**TASK OBJECTIVE:**
Return each line of the material below that contains the string "Trade". Letter case must match.
** start EXTRACTED ENTRIES **
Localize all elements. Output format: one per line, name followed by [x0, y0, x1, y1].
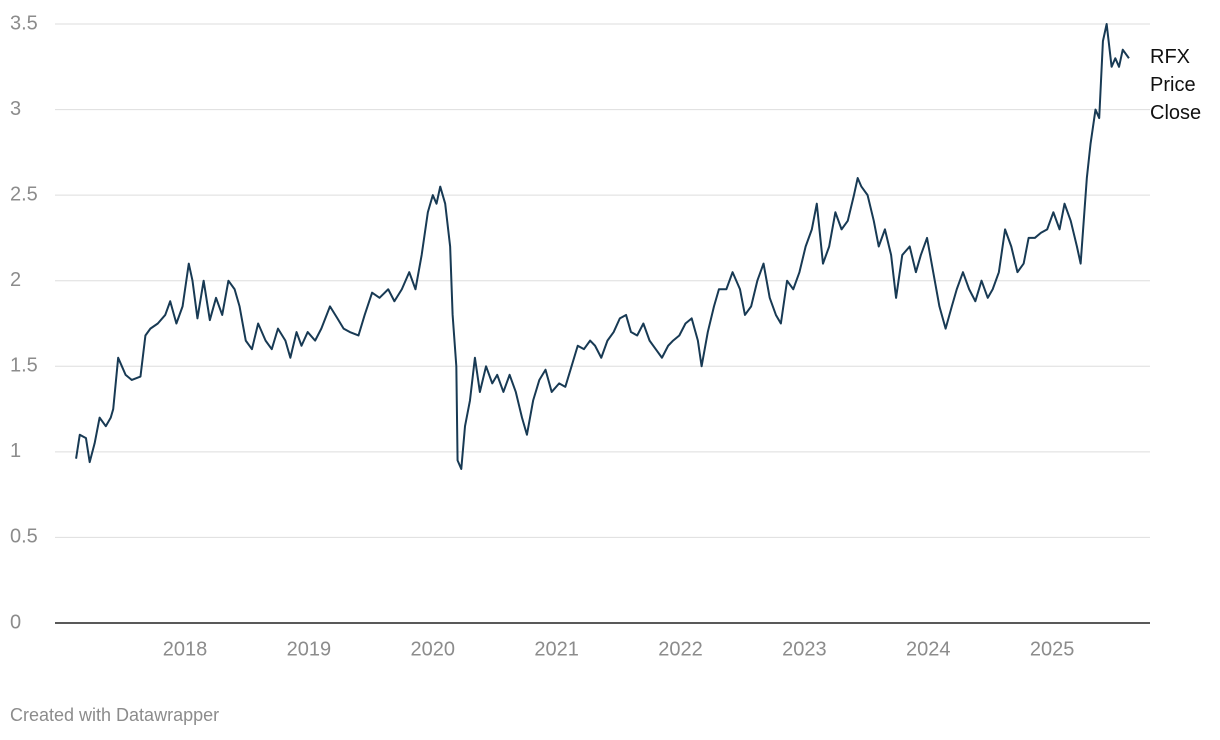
y-tick-label: 2: [10, 269, 21, 291]
y-tick-label: 1: [10, 440, 21, 462]
x-tick-label: 2018: [163, 638, 208, 660]
y-tick-label: 0: [10, 611, 21, 633]
x-tick-label: 2020: [411, 638, 456, 660]
y-tick-label: 2.5: [10, 183, 38, 205]
footer: Created with Datawrapper: [10, 705, 219, 725]
x-tick-label: 2024: [906, 638, 951, 660]
x-tick-label: 2021: [534, 638, 579, 660]
x-tick-label: 2022: [658, 638, 703, 660]
series-label: RFX Price Close: [1150, 46, 1201, 124]
x-tick-label: 2023: [782, 638, 827, 660]
x-tick-label: 2025: [1030, 638, 1075, 660]
series-label-line: RFX: [1150, 46, 1190, 68]
y-tick-label: 3.5: [10, 12, 38, 34]
plot: RFX Price Close: [75, 23, 1201, 470]
series-label-line: Close: [1150, 102, 1201, 124]
y-tick-label: 0.5: [10, 526, 38, 548]
x-tick-label: 2019: [287, 638, 332, 660]
series-label-line: Price: [1150, 74, 1196, 96]
y-tick-label: 3: [10, 98, 21, 120]
price-line: [75, 23, 1130, 470]
y-tick-label: 1.5: [10, 355, 38, 377]
grid: 0 0.5 1 1.5 2 2.5 3 3.5 2018 2019 2020 2021 2022 2023…: [10, 12, 1150, 660]
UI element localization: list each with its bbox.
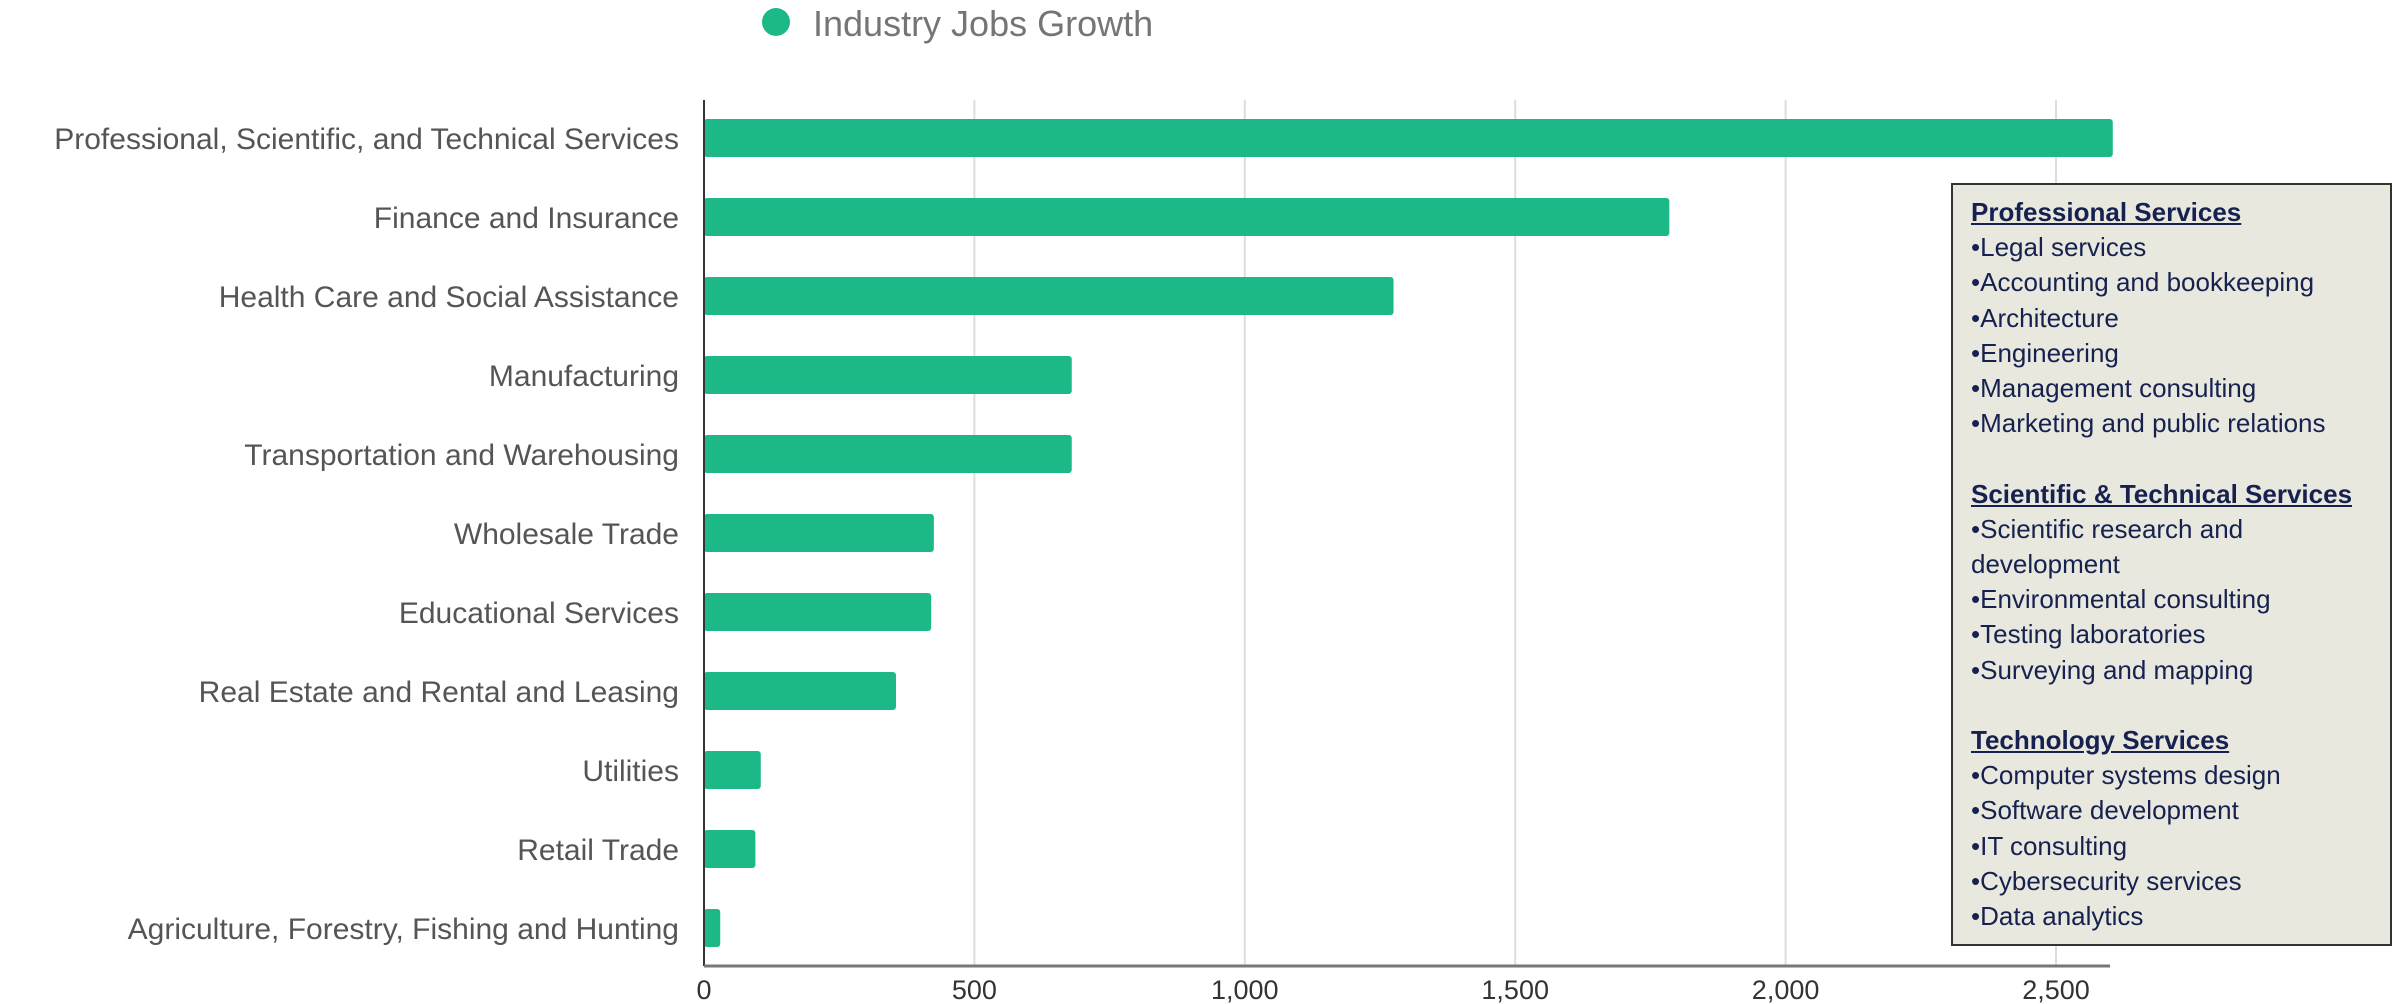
- category-labels: Professional, Scientific, and Technical …: [54, 123, 679, 946]
- info-item: •Data analytics: [1971, 901, 2144, 932]
- category-label: Real Estate and Rental and Leasing: [199, 676, 679, 709]
- info-item: •Testing laboratories: [1971, 619, 2206, 650]
- info-item: •Computer systems design: [1971, 760, 2281, 791]
- x-tick-labels: 0 500 1,000 1,500 2,000 2,500: [696, 975, 2089, 1004]
- info-heading: Scientific & Technical Services: [1971, 478, 2353, 509]
- industry-info-box: Professional Services •Legal services •A…: [1951, 183, 2392, 946]
- category-label: Agriculture, Forestry, Fishing and Hunti…: [128, 913, 679, 946]
- category-label: Professional, Scientific, and Technical …: [54, 123, 679, 156]
- category-label: Health Care and Social Assistance: [219, 281, 679, 314]
- info-item: •Cybersecurity services: [1971, 865, 2242, 896]
- bar: [704, 751, 761, 789]
- bar: [704, 356, 1072, 394]
- info-item: •Engineering: [1971, 337, 2119, 368]
- category-label: Utilities: [582, 755, 679, 788]
- info-item: •Scientific research and development: [1971, 513, 2244, 580]
- category-label: Educational Services: [399, 597, 679, 630]
- info-item: •Accounting and bookkeeping: [1971, 267, 2315, 298]
- x-tick-label: 1,500: [1481, 975, 1549, 1004]
- legend: Industry Jobs Growth: [762, 3, 1153, 44]
- info-heading: Technology Services: [1971, 725, 2230, 756]
- x-tick-label: 2,500: [2022, 975, 2090, 1004]
- bar: [704, 672, 896, 710]
- bar: [704, 435, 1072, 473]
- bar: [704, 909, 721, 947]
- bar: [704, 277, 1394, 315]
- info-item: •Management consulting: [1971, 373, 2257, 404]
- axes: [703, 100, 2111, 968]
- info-section-professional: Professional Services •Legal services •A…: [1971, 195, 2390, 441]
- x-tick-label: 2,000: [1752, 975, 1820, 1004]
- info-item: •Software development: [1971, 795, 2239, 826]
- x-tick-label: 0: [696, 975, 711, 1004]
- info-item: •Surveying and mapping: [1971, 654, 2254, 685]
- info-item: •Environmental consulting: [1971, 584, 2271, 615]
- category-label: Manufacturing: [489, 360, 679, 393]
- info-section-technology: Technology Services •Computer systems de…: [1971, 723, 2390, 934]
- legend-label: Industry Jobs Growth: [813, 3, 1153, 44]
- info-section-scientific: Scientific & Technical Services •Scienti…: [1971, 477, 2390, 688]
- category-label: Finance and Insurance: [374, 202, 679, 235]
- x-tick-label: 500: [952, 975, 997, 1004]
- bar: [704, 514, 934, 552]
- bars: [704, 119, 2113, 947]
- info-item: •Architecture: [1971, 302, 2119, 333]
- bar: [704, 593, 932, 631]
- x-tick-label: 1,000: [1211, 975, 1279, 1004]
- category-label: Transportation and Warehousing: [244, 439, 679, 472]
- legend-marker: [762, 8, 790, 36]
- info-heading: Professional Services: [1971, 197, 2242, 227]
- info-item: •IT consulting: [1971, 830, 2128, 861]
- info-item: •Legal services: [1971, 232, 2147, 263]
- bar: [704, 830, 756, 868]
- category-label: Wholesale Trade: [454, 518, 679, 551]
- bar: [704, 119, 2113, 157]
- bar: [704, 198, 1670, 236]
- category-label: Retail Trade: [517, 834, 679, 867]
- info-item: •Marketing and public relations: [1971, 408, 2326, 439]
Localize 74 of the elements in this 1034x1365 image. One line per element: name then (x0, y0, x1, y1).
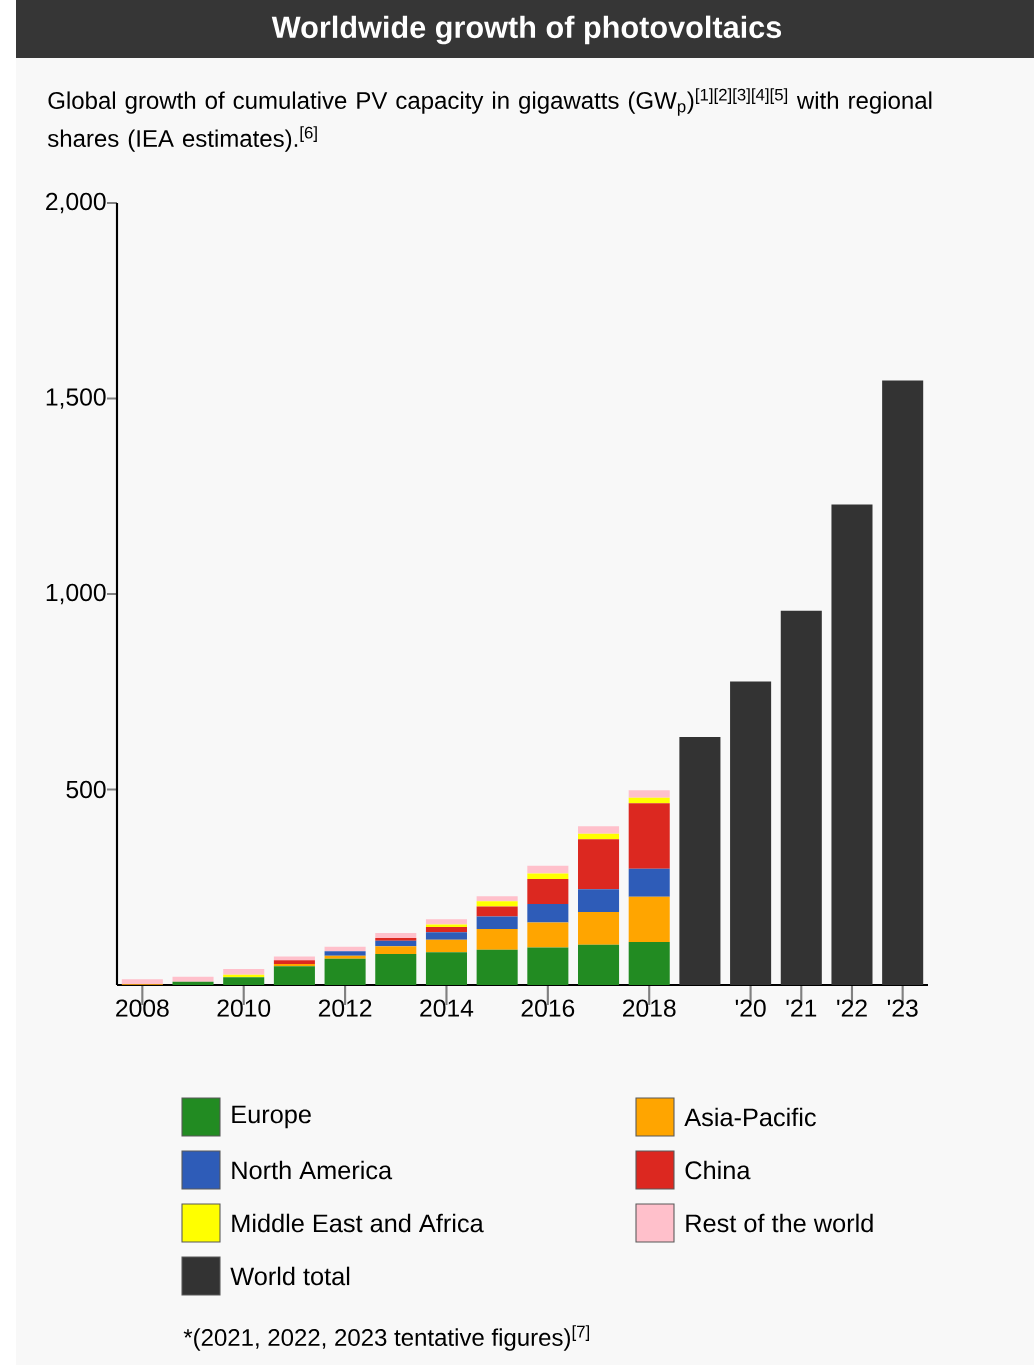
bar (476, 949, 518, 985)
bar (375, 946, 417, 955)
bar (527, 922, 569, 948)
legend-label: Asia-Pacific (684, 1107, 816, 1127)
bar (882, 380, 924, 985)
bar (628, 790, 670, 798)
y-tick-label: 2,000 (46, 192, 106, 214)
y-tick-label: 1,500 (46, 388, 106, 409)
bar (527, 879, 569, 905)
bar (476, 906, 518, 917)
bar (273, 966, 315, 985)
bar (324, 955, 366, 959)
legend-label: World total (230, 1266, 350, 1286)
x-tick-label: 2018 (623, 999, 676, 1017)
x-tick-label: '20 (735, 999, 766, 1017)
bar (578, 826, 620, 834)
bar (223, 977, 265, 985)
bar (425, 952, 467, 985)
bar (628, 896, 670, 942)
legend-label: Europe (232, 1105, 311, 1129)
x-tick-label: '23 (887, 999, 918, 1017)
bar (578, 839, 620, 890)
bar (578, 889, 620, 912)
bar (425, 939, 467, 953)
x-tick-label: 2014 (420, 999, 474, 1017)
bar (476, 896, 518, 902)
bar (476, 916, 518, 930)
x-tick-label: 2012 (318, 999, 372, 1017)
bar (324, 951, 366, 956)
bar (375, 932, 417, 939)
y-tick-label: 500 (66, 780, 106, 799)
text: *(2021, 2022, 2023 tentative figures)$^{[7]}$ (183, 1325, 590, 1351)
bar (628, 797, 670, 804)
legend-label: Middle East and Africa (232, 1213, 484, 1233)
bar (578, 944, 620, 985)
bar (730, 681, 772, 985)
bar (375, 940, 417, 947)
bar (527, 865, 569, 874)
bar (476, 901, 518, 907)
bar (425, 919, 467, 925)
x-tick-label: '22 (837, 999, 867, 1017)
bar (628, 803, 670, 869)
bar (628, 941, 670, 985)
bar (425, 932, 467, 940)
bar (172, 976, 214, 982)
legend-label: North America (232, 1160, 393, 1180)
bar (273, 956, 315, 961)
chart-title: Worldwide growth of photovoltaics (271, 15, 782, 45)
bar (628, 868, 670, 897)
x-tick-label: 2008 (116, 999, 169, 1017)
bar (425, 927, 467, 933)
bar (121, 979, 163, 985)
x-tick-label: 2016 (521, 999, 575, 1017)
x-tick-label: '21 (786, 999, 817, 1017)
bar (679, 737, 721, 985)
bar (578, 911, 620, 945)
bar (172, 981, 214, 985)
legend-label: Rest of the world (686, 1213, 873, 1233)
bar (578, 833, 620, 840)
legend-label: China (685, 1160, 751, 1180)
bar (375, 938, 417, 941)
text: Global growth of cumulative PV capacity in gigawatts (GW$_{p}$)$^{[1][2][3][4][5]}$ with regional shares (IEA estimates).$^{[6]}$ (47, 88, 932, 152)
bar (324, 958, 366, 985)
bar (527, 947, 569, 985)
bar (527, 904, 569, 923)
bar (780, 610, 822, 985)
bar (375, 954, 417, 985)
x-tick-label: 2010 (217, 999, 271, 1017)
bar (831, 504, 873, 985)
bar (527, 873, 569, 880)
bar (476, 929, 518, 950)
bar (223, 968, 265, 975)
bar (425, 924, 467, 928)
y-tick-label: 1,000 (46, 583, 106, 605)
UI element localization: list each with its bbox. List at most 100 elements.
** end EXTRACTED ENTRIES **
**WORKED SOLUTION:**
- category-label: Wholesale Trade: [454, 518, 679, 551]
- category-label: Retail Trade: [517, 834, 679, 867]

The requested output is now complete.